— START OF MATERIAL —

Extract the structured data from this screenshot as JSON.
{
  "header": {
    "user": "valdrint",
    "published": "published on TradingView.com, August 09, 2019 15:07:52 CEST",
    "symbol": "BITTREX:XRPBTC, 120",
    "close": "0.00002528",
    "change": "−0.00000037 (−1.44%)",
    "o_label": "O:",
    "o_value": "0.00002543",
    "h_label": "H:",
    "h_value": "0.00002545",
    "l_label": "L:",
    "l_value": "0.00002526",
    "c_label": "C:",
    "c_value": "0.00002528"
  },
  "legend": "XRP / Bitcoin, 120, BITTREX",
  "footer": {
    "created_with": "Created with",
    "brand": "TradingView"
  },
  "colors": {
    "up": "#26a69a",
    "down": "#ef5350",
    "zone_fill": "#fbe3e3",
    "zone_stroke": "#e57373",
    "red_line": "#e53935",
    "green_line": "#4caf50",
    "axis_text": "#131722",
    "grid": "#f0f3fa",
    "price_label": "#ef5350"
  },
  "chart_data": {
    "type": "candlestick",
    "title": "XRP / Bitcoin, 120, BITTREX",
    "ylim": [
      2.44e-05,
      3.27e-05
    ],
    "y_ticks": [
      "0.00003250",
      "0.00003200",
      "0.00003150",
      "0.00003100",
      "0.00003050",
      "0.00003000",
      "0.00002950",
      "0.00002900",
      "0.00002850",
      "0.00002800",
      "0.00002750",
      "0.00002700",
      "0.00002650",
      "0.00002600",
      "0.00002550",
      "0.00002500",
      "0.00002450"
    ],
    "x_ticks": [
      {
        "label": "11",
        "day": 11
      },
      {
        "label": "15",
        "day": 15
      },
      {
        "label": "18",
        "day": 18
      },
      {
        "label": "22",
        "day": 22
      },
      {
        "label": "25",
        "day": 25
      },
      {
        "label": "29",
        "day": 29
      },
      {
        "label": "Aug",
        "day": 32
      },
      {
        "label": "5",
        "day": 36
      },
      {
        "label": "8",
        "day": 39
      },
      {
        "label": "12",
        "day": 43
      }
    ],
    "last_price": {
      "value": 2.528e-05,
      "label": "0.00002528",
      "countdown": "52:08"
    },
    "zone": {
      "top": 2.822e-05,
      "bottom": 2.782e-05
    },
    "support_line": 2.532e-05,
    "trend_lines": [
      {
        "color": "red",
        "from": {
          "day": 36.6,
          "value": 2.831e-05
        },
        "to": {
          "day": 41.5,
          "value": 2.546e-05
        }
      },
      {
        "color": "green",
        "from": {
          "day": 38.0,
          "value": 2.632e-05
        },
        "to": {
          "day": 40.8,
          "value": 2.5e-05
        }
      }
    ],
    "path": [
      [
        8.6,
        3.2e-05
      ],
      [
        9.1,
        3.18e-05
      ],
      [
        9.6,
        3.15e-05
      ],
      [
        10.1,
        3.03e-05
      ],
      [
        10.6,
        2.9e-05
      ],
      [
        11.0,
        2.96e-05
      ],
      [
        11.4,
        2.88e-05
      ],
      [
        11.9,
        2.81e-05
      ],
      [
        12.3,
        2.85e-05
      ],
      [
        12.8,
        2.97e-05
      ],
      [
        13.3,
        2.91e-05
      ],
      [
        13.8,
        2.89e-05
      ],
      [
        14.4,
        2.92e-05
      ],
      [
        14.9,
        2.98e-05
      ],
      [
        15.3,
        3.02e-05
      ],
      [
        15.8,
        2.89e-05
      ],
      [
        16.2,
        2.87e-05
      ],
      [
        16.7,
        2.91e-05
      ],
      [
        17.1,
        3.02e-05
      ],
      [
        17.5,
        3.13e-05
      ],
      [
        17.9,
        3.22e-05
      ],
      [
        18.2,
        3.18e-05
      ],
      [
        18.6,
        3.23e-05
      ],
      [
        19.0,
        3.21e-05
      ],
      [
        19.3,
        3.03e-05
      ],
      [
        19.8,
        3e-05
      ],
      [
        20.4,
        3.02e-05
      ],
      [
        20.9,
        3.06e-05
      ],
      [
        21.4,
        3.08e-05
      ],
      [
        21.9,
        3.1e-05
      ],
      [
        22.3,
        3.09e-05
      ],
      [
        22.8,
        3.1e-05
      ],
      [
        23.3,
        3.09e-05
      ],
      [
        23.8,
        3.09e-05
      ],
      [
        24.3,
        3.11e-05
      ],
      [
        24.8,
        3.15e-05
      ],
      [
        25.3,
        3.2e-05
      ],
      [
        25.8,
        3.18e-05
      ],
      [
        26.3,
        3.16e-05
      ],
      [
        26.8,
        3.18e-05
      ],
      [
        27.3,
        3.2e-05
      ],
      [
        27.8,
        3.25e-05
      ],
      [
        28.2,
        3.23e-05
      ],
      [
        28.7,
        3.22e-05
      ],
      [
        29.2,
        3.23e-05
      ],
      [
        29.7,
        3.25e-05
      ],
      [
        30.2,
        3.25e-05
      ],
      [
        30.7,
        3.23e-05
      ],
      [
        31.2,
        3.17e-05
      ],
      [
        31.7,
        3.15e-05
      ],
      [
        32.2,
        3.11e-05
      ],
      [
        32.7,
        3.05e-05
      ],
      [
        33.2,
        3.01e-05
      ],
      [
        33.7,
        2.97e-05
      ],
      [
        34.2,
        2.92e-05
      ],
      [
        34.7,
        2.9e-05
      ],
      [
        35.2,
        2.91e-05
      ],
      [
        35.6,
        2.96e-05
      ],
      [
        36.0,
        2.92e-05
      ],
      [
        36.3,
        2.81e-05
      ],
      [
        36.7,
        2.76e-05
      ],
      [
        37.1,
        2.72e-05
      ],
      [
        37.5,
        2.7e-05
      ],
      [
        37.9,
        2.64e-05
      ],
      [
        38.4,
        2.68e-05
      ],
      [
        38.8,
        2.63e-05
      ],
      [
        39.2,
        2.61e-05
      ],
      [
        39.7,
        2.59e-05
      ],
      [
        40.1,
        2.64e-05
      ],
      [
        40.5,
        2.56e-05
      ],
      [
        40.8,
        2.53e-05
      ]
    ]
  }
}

— END OF MATERIAL —

■ **WRITTEN TASK**: Write out every line exactly as it stands.

■ **THE OUTPUT**:
Extract the structured data from this screenshot as JSON.
{
  "header": {
    "user": "valdrint",
    "published": "published on TradingView.com, August 09, 2019 15:07:52 CEST",
    "symbol": "BITTREX:XRPBTC, 120",
    "close": "0.00002528",
    "change": "−0.00000037 (−1.44%)",
    "o_label": "O:",
    "o_value": "0.00002543",
    "h_label": "H:",
    "h_value": "0.00002545",
    "l_label": "L:",
    "l_value": "0.00002526",
    "c_label": "C:",
    "c_value": "0.00002528"
  },
  "legend": "XRP / Bitcoin, 120, BITTREX",
  "footer": {
    "created_with": "Created with",
    "brand": "TradingView"
  },
  "colors": {
    "up": "#26a69a",
    "down": "#ef5350",
    "zone_fill": "#fbe3e3",
    "zone_stroke": "#e57373",
    "red_line": "#e53935",
    "green_line": "#4caf50",
    "axis_text": "#131722",
    "grid": "#f0f3fa",
    "price_label": "#ef5350"
  },
  "chart_data": {
    "type": "candlestick",
    "title": "XRP / Bitcoin, 120, BITTREX",
    "ylim": [
      2.44e-05,
      3.27e-05
    ],
    "y_ticks": [
      "0.00003250",
      "0.00003200",
      "0.00003150",
      "0.00003100",
      "0.00003050",
      "0.00003000",
      "0.00002950",
      "0.00002900",
      "0.00002850",
      "0.00002800",
      "0.00002750",
      "0.00002700",
      "0.00002650",
      "0.00002600",
      "0.00002550",
      "0.00002500",
      "0.00002450"
    ],
    "x_ticks": [
      {
        "label": "11",
        "day": 11
      },
      {
        "label": "15",
        "day": 15
      },
      {
        "label": "18",
        "day": 18
      },
      {
        "label": "22",
        "day": 22
      },
      {
        "label": "25",
        "day": 25
      },
      {
        "label": "29",
        "day": 29
      },
      {
        "label": "Aug",
        "day": 32
      },
      {
        "label": "5",
        "day": 36
      },
      {
        "label": "8",
        "day": 39
      },
      {
        "label": "12",
        "day": 43
      }
    ],
    "last_price": {
      "value": 2.528e-05,
      "label": "0.00002528",
      "countdown": "52:08"
    },
    "zone": {
      "top": 2.822e-05,
      "bottom": 2.782e-05
    },
    "support_line": 2.532e-05,
    "trend_lines": [
      {
        "color": "red",
        "from": {
          "day": 36.6,
          "value": 2.831e-05
        },
        "to": {
          "day": 41.5,
          "value": 2.546e-05
        }
      },
      {
        "color": "green",
        "from": {
          "day": 38.0,
          "value": 2.632e-05
        },
        "to": {
          "day": 40.8,
          "value": 2.5e-05
        }
      }
    ],
    "path": [
      [
        8.6,
        3.2e-05
      ],
      [
        9.1,
        3.18e-05
      ],
      [
        9.6,
        3.15e-05
      ],
      [
        10.1,
        3.03e-05
      ],
      [
        10.6,
        2.9e-05
      ],
      [
        11.0,
        2.96e-05
      ],
      [
        11.4,
        2.88e-05
      ],
      [
        11.9,
        2.81e-05
      ],
      [
        12.3,
        2.85e-05
      ],
      [
        12.8,
        2.97e-05
      ],
      [
        13.3,
        2.91e-05
      ],
      [
        13.8,
        2.89e-05
      ],
      [
        14.4,
        2.92e-05
      ],
      [
        14.9,
        2.98e-05
      ],
      [
        15.3,
        3.02e-05
      ],
      [
        15.8,
        2.89e-05
      ],
      [
        16.2,
        2.87e-05
      ],
      [
        16.7,
        2.91e-05
      ],
      [
        17.1,
        3.02e-05
      ],
      [
        17.5,
        3.13e-05
      ],
      [
        17.9,
        3.22e-05
      ],
      [
        18.2,
        3.18e-05
      ],
      [
        18.6,
        3.23e-05
      ],
      [
        19.0,
        3.21e-05
      ],
      [
        19.3,
        3.03e-05
      ],
      [
        19.8,
        3e-05
      ],
      [
        20.4,
        3.02e-05
      ],
      [
        20.9,
        3.06e-05
      ],
      [
        21.4,
        3.08e-05
      ],
      [
        21.9,
        3.1e-05
      ],
      [
        22.3,
        3.09e-05
      ],
      [
        22.8,
        3.1e-05
      ],
      [
        23.3,
        3.09e-05
      ],
      [
        23.8,
        3.09e-05
      ],
      [
        24.3,
        3.11e-05
      ],
      [
        24.8,
        3.15e-05
      ],
      [
        25.3,
        3.2e-05
      ],
      [
        25.8,
        3.18e-05
      ],
      [
        26.3,
        3.16e-05
      ],
      [
        26.8,
        3.18e-05
      ],
      [
        27.3,
        3.2e-05
      ],
      [
        27.8,
        3.25e-05
      ],
      [
        28.2,
        3.23e-05
      ],
      [
        28.7,
        3.22e-05
      ],
      [
        29.2,
        3.23e-05
      ],
      [
        29.7,
        3.25e-05
      ],
      [
        30.2,
        3.25e-05
      ],
      [
        30.7,
        3.23e-05
      ],
      [
        31.2,
        3.17e-05
      ],
      [
        31.7,
        3.15e-05
      ],
      [
        32.2,
        3.11e-05
      ],
      [
        32.7,
        3.05e-05
      ],
      [
        33.2,
        3.01e-05
      ],
      [
        33.7,
        2.97e-05
      ],
      [
        34.2,
        2.92e-05
      ],
      [
        34.7,
        2.9e-05
      ],
      [
        35.2,
        2.91e-05
      ],
      [
        35.6,
        2.96e-05
      ],
      [
        36.0,
        2.92e-05
      ],
      [
        36.3,
        2.81e-05
      ],
      [
        36.7,
        2.76e-05
      ],
      [
        37.1,
        2.72e-05
      ],
      [
        37.5,
        2.7e-05
      ],
      [
        37.9,
        2.64e-05
      ],
      [
        38.4,
        2.68e-05
      ],
      [
        38.8,
        2.63e-05
      ],
      [
        39.2,
        2.61e-05
      ],
      [
        39.7,
        2.59e-05
      ],
      [
        40.1,
        2.64e-05
      ],
      [
        40.5,
        2.56e-05
      ],
      [
        40.8,
        2.53e-05
      ]
    ]
  }
}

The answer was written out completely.